§ **EXERCISE**
Which lines hold the word "JSON"? Copy each of them.

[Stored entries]
:::

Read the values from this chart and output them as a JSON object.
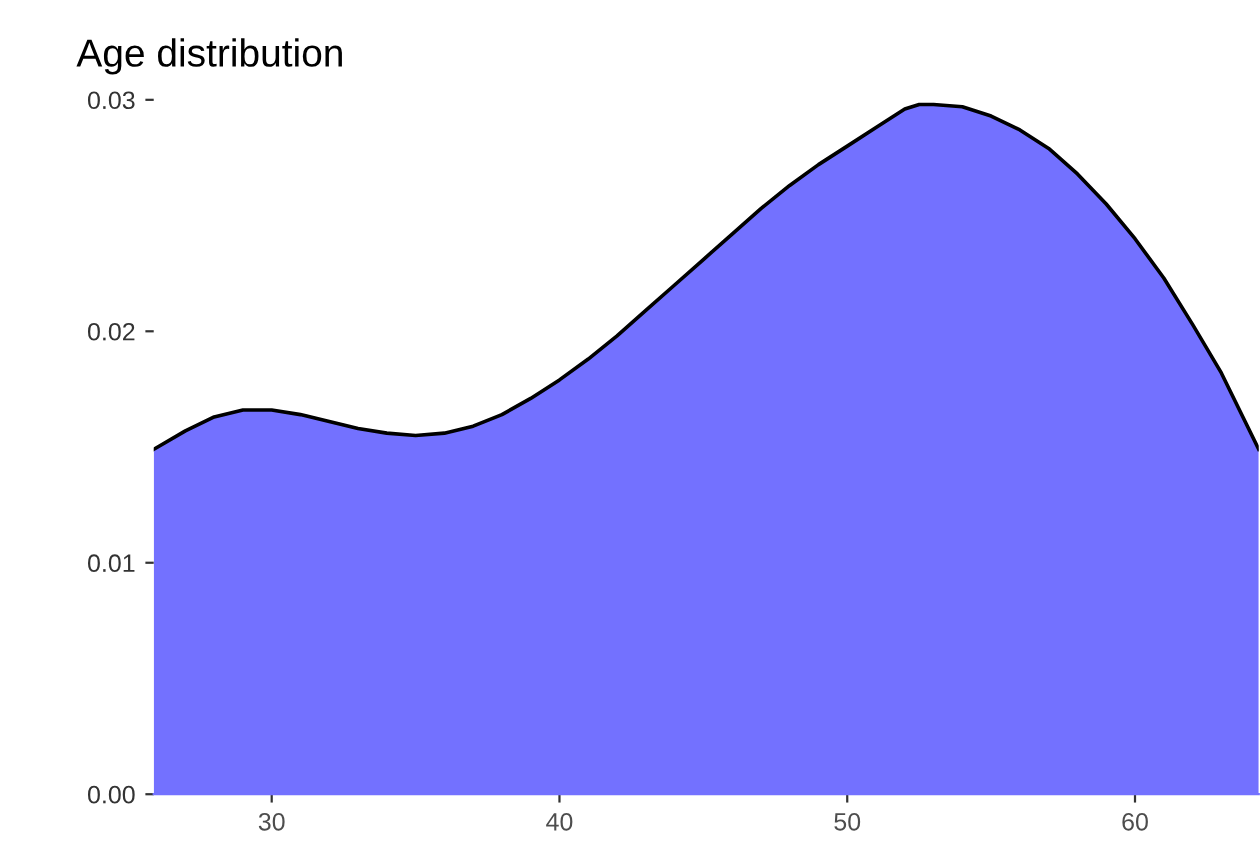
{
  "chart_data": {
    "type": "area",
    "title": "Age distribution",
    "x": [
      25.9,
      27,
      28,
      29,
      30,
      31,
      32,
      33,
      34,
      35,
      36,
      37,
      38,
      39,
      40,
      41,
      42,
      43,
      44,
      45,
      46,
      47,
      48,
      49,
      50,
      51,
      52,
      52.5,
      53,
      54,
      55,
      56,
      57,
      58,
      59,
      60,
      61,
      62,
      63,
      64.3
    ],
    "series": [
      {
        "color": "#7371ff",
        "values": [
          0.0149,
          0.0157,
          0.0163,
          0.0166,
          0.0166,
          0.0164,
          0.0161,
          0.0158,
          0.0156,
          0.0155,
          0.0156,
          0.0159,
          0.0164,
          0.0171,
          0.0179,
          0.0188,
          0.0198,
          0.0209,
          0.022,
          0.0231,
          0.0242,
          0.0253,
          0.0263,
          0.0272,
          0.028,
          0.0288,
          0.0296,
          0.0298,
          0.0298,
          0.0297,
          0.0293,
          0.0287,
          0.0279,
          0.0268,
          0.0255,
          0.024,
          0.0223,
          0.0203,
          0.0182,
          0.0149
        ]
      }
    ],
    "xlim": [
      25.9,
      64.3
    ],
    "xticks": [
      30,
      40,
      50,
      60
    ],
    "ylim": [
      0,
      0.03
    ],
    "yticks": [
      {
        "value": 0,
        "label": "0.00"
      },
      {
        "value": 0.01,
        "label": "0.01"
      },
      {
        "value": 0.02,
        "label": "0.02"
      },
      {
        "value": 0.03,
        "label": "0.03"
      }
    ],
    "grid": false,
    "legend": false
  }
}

:::

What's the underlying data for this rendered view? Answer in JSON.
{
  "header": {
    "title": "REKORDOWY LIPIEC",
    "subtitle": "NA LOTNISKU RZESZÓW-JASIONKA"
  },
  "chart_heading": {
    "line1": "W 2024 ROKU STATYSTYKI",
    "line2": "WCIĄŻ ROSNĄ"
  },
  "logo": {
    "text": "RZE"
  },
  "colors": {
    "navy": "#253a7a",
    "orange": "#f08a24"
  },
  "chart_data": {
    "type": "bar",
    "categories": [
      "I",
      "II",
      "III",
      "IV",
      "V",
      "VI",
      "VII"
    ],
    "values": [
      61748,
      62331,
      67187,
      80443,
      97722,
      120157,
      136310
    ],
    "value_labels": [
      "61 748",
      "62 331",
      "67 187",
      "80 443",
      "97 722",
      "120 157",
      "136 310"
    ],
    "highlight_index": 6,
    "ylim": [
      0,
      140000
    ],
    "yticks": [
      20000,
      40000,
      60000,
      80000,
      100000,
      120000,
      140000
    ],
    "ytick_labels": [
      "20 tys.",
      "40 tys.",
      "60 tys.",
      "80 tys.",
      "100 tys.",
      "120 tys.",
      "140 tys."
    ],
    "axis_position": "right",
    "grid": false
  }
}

:::

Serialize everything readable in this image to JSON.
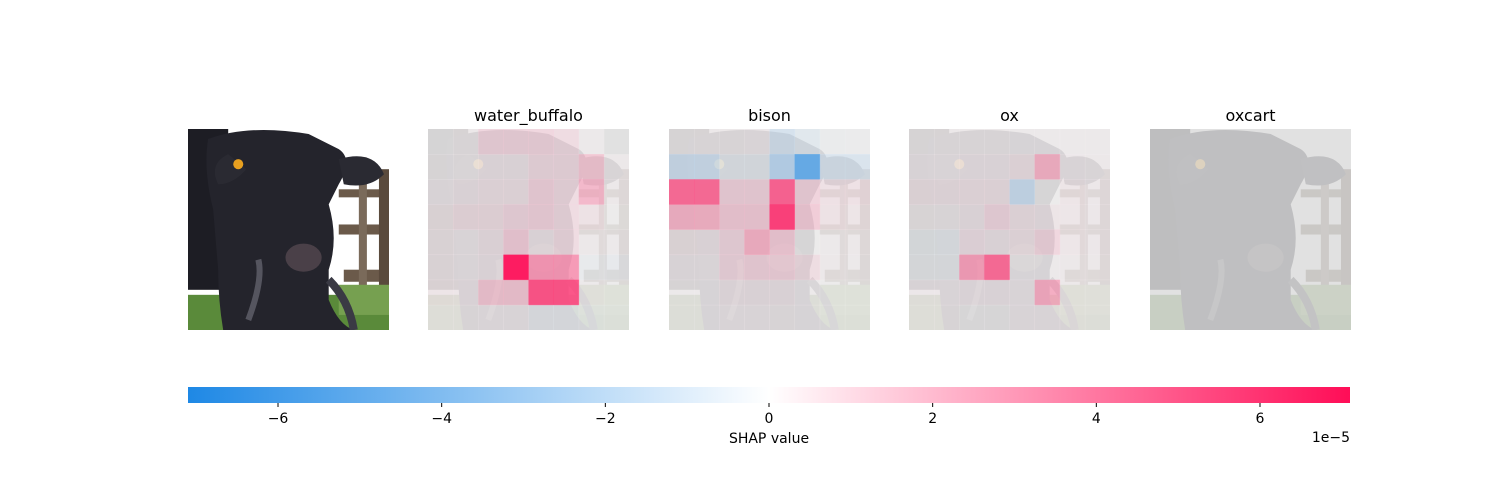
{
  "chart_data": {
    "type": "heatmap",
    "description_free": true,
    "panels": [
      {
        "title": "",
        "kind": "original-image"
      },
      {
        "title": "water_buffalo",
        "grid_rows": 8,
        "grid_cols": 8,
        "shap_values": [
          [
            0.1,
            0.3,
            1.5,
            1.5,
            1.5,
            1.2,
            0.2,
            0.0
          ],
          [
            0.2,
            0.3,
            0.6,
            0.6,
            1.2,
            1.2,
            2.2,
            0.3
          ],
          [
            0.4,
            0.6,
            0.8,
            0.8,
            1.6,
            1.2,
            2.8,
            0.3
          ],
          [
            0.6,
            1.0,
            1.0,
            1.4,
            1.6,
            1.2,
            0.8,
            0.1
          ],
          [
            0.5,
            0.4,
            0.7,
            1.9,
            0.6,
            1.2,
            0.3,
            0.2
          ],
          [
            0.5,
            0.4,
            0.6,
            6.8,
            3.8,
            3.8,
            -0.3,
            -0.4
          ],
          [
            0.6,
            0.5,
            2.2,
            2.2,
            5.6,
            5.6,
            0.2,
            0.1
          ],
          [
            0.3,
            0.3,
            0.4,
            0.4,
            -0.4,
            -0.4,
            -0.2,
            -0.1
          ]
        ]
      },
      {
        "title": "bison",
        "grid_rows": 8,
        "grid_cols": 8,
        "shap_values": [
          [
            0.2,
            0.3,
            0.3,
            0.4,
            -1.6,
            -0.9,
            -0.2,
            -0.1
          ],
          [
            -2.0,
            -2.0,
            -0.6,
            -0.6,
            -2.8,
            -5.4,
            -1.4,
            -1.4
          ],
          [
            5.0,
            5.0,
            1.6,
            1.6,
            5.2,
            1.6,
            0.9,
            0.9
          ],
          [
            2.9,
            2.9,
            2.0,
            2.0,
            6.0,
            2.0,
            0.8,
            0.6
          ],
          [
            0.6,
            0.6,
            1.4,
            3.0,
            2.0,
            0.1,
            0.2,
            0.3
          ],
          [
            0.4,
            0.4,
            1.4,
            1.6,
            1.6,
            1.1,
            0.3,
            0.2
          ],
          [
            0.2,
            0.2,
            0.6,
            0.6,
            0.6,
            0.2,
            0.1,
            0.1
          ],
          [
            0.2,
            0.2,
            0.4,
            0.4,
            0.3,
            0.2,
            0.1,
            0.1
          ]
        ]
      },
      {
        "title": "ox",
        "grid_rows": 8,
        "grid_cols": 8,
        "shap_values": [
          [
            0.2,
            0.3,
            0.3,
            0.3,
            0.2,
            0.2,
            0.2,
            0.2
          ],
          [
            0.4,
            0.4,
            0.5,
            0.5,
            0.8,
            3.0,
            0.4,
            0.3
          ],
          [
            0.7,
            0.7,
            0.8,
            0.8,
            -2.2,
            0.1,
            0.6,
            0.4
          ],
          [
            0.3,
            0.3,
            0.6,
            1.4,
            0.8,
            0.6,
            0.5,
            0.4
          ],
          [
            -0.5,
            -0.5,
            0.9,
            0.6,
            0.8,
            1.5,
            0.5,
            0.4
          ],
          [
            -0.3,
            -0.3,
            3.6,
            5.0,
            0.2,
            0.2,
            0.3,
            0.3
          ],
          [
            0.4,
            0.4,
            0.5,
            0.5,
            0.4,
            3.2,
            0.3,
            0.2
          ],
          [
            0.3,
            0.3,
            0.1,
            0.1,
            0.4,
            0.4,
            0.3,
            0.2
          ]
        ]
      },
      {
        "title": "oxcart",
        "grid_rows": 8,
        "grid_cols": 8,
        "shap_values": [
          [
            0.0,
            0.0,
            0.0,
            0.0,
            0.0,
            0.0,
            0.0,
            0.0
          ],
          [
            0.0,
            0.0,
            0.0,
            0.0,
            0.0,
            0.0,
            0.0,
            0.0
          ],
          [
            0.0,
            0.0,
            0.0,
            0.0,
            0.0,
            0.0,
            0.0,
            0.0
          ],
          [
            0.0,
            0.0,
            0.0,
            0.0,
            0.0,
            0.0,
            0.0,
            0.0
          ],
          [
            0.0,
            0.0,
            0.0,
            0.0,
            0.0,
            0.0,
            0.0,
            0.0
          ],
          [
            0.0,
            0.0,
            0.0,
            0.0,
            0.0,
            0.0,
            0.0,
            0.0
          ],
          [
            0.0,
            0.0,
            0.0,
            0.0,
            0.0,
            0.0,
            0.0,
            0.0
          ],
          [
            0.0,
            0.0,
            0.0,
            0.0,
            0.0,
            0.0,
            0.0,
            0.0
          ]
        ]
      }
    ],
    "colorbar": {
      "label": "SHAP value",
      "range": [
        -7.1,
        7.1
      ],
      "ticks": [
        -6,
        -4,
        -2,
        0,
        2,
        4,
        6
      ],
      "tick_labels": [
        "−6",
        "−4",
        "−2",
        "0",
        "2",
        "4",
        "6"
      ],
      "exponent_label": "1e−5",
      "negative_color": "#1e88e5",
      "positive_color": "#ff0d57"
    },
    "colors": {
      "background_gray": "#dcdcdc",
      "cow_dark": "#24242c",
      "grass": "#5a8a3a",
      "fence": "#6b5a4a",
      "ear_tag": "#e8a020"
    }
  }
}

:::

§ **OUTPUT OF THE EXERCISE**
Read the values from this chart and output them as a JSON object.
What's the underlying data for this rendered view? Answer in JSON.
Serialize everything readable in this image to JSON.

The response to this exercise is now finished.